Filter the records below down to lines containing "cuello".
[Given information start]
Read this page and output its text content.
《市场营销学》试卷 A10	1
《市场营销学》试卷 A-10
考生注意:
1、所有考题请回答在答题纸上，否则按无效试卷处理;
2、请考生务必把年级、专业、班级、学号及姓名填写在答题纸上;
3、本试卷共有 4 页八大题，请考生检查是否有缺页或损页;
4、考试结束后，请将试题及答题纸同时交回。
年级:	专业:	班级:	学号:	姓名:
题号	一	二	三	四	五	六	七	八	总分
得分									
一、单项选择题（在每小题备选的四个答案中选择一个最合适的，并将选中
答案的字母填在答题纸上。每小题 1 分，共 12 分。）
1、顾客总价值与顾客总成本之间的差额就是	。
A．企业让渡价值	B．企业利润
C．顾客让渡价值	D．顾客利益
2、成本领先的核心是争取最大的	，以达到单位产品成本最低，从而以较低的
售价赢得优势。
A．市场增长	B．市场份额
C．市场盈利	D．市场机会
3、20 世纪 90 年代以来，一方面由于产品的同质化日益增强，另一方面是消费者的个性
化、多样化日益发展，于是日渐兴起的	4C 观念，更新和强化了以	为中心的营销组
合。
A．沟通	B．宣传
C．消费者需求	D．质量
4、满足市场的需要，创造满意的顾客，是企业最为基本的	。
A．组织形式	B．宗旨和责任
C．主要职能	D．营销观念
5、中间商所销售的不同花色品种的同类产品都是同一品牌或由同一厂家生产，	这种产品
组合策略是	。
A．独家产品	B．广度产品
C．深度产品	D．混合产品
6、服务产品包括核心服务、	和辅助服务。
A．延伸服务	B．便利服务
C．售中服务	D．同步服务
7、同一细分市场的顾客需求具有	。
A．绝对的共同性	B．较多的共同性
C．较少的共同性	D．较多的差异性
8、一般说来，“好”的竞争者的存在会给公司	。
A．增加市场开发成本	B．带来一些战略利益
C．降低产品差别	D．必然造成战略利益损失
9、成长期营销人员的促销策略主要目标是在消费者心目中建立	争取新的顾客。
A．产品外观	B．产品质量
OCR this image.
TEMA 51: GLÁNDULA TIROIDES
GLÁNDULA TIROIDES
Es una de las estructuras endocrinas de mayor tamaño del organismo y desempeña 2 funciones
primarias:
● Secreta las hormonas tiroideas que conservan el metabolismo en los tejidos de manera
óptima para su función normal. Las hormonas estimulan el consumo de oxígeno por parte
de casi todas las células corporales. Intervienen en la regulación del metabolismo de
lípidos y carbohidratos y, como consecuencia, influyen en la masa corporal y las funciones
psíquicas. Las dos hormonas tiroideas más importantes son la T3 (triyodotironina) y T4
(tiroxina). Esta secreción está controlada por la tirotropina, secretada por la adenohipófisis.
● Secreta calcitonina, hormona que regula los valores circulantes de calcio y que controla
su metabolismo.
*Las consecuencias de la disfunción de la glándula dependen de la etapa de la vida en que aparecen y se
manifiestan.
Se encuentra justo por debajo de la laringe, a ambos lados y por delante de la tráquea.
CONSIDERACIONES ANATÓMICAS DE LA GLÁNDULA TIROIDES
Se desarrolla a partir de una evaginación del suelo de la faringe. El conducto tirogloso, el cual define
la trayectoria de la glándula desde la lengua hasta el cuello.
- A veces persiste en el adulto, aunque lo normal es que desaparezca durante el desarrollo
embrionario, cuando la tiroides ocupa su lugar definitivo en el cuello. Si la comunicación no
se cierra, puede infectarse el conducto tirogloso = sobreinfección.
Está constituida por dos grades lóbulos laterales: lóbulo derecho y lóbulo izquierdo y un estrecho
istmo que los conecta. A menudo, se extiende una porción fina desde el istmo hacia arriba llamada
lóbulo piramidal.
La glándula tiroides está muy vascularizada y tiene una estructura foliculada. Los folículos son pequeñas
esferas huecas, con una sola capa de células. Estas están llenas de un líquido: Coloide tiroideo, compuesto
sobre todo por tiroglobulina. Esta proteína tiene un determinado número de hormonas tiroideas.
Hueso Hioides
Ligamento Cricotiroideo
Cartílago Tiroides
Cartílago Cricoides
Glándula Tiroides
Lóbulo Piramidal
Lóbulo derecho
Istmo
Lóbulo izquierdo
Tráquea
[Given information end]
== Task answer ==
la trayectoria de la glándula desde la lengua hasta el cuello.
embrionario, cuando la tiroides ocupa su lugar definitivo en el cuello. Si la comunicación no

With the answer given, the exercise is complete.